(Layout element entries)
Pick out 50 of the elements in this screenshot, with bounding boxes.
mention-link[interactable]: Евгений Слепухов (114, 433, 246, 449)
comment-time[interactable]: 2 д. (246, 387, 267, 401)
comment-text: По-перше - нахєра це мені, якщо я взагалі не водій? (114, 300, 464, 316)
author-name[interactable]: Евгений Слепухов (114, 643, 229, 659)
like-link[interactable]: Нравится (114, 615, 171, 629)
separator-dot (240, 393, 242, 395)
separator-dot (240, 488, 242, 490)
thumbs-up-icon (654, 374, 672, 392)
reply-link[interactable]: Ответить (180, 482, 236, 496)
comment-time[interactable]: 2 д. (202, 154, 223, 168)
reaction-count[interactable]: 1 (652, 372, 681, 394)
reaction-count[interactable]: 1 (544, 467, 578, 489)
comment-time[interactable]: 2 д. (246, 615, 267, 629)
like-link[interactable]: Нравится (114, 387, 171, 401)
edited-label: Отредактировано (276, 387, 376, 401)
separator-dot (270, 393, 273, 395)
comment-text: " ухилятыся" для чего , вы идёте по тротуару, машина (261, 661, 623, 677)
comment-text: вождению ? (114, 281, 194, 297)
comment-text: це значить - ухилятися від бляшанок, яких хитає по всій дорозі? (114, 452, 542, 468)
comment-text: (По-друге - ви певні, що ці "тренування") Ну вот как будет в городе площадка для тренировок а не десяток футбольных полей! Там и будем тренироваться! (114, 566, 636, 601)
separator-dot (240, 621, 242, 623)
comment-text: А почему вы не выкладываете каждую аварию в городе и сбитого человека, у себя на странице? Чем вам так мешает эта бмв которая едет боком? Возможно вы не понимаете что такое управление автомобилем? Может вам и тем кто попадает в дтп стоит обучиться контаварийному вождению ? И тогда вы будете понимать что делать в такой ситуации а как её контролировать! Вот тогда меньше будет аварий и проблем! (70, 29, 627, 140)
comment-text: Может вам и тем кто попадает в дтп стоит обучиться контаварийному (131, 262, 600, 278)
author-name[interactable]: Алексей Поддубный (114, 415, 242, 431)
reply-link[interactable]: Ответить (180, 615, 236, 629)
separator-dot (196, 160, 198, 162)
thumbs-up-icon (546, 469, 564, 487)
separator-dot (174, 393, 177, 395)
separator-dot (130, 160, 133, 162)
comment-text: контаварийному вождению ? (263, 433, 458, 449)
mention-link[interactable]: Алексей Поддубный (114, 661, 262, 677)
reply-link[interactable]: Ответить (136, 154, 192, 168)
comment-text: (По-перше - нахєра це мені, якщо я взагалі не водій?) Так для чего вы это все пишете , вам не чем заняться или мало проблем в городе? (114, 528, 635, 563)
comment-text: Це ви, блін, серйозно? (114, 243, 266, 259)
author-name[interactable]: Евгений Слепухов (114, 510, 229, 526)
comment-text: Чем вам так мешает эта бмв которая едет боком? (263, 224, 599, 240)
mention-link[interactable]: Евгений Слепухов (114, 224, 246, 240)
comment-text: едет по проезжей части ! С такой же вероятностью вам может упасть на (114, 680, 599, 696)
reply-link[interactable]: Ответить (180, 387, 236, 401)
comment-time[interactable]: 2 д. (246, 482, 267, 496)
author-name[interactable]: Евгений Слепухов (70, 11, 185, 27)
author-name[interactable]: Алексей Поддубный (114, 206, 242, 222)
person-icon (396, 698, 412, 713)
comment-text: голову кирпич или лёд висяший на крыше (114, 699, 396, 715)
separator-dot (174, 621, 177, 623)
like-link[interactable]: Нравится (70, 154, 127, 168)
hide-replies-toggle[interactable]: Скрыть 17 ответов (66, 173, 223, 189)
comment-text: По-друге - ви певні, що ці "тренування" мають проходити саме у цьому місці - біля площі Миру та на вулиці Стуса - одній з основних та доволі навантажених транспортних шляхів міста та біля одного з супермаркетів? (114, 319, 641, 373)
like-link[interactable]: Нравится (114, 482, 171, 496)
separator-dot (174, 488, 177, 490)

▶ _AIM_
Copy every line of the items above character for character, without changing anything.

▶ _THE RESULT_
Pick out 50 of the elements in this screenshot, with bounding boxes.
mention-link[interactable]: Евгений Слепухов (114, 433, 246, 449)
comment-time[interactable]: 2 д. (246, 387, 267, 401)
comment-text: По-перше - нахєра це мені, якщо я взагалі не водій? (114, 300, 464, 316)
author-name[interactable]: Евгений Слепухов (114, 643, 229, 659)
like-link[interactable]: Нравится (114, 615, 171, 629)
separator-dot (240, 393, 242, 395)
separator-dot (240, 488, 242, 490)
thumbs-up-icon (654, 374, 672, 392)
reply-link[interactable]: Ответить (180, 482, 236, 496)
comment-time[interactable]: 2 д. (202, 154, 223, 168)
reaction-count[interactable]: 1 (652, 372, 681, 394)
reaction-count[interactable]: 1 (544, 467, 578, 489)
comment-time[interactable]: 2 д. (246, 615, 267, 629)
like-link[interactable]: Нравится (114, 387, 171, 401)
edited-label: Отредактировано (276, 387, 376, 401)
separator-dot (270, 393, 273, 395)
comment-text: " ухилятыся" для чего , вы идёте по тротуару, машина (261, 661, 623, 677)
comment-text: вождению ? (114, 281, 194, 297)
comment-text: це значить - ухилятися від бляшанок, яких хитає по всій дорозі? (114, 452, 542, 468)
comment-text: (По-друге - ви певні, що ці "тренування") Ну вот как будет в городе площадка для тренировок а не десяток футбольных полей! Там и будем тренироваться! (114, 566, 636, 601)
separator-dot (240, 621, 242, 623)
comment-text: А почему вы не выкладываете каждую аварию в городе и сбитого человека, у себя на странице? Чем вам так мешает эта бмв которая едет боком? Возможно вы не понимаете что такое управление автомобилем? Может вам и тем кто попадает в дтп стоит обучиться контаварийному вождению ? И тогда вы будете понимать что делать в такой ситуации а как её контролировать! Вот тогда меньше будет аварий и проблем! (70, 29, 627, 140)
comment-text: Может вам и тем кто попадает в дтп стоит обучиться контаварийному (131, 262, 600, 278)
author-name[interactable]: Алексей Поддубный (114, 415, 242, 431)
reply-link[interactable]: Ответить (180, 615, 236, 629)
separator-dot (196, 160, 198, 162)
thumbs-up-icon (546, 469, 564, 487)
separator-dot (174, 393, 177, 395)
separator-dot (130, 160, 133, 162)
comment-text: контаварийному вождению ? (263, 433, 458, 449)
mention-link[interactable]: Алексей Поддубный (114, 661, 262, 677)
reply-link[interactable]: Ответить (136, 154, 192, 168)
comment-text: (По-перше - нахєра це мені, якщо я взагалі не водій?) Так для чего вы это все пишете , вам не чем заняться или мало проблем в городе? (114, 528, 635, 563)
comment-text: Це ви, блін, серйозно? (114, 243, 266, 259)
author-name[interactable]: Евгений Слепухов (114, 510, 229, 526)
comment-text: Чем вам так мешает эта бмв которая едет боком? (263, 224, 599, 240)
mention-link[interactable]: Евгений Слепухов (114, 224, 246, 240)
comment-text: едет по проезжей части ! С такой же вероятностью вам может упасть на (114, 680, 599, 696)
reply-link[interactable]: Ответить (180, 387, 236, 401)
comment-time[interactable]: 2 д. (246, 482, 267, 496)
author-name[interactable]: Евгений Слепухов (70, 11, 185, 27)
author-name[interactable]: Алексей Поддубный (114, 206, 242, 222)
person-icon (396, 698, 412, 713)
comment-text: голову кирпич или лёд висяший на крыше (114, 699, 396, 715)
separator-dot (174, 621, 177, 623)
like-link[interactable]: Нравится (70, 154, 127, 168)
hide-replies-toggle[interactable]: Скрыть 17 ответов (66, 173, 223, 189)
comment-text: По-друге - ви певні, що ці "тренування" мають проходити саме у цьому місці - біля площі Миру та на вулиці Стуса - одній з основних та доволі навантажених транспортних шляхів міста та біля одного з супермаркетів? (114, 319, 641, 373)
like-link[interactable]: Нравится (114, 482, 171, 496)
separator-dot (174, 488, 177, 490)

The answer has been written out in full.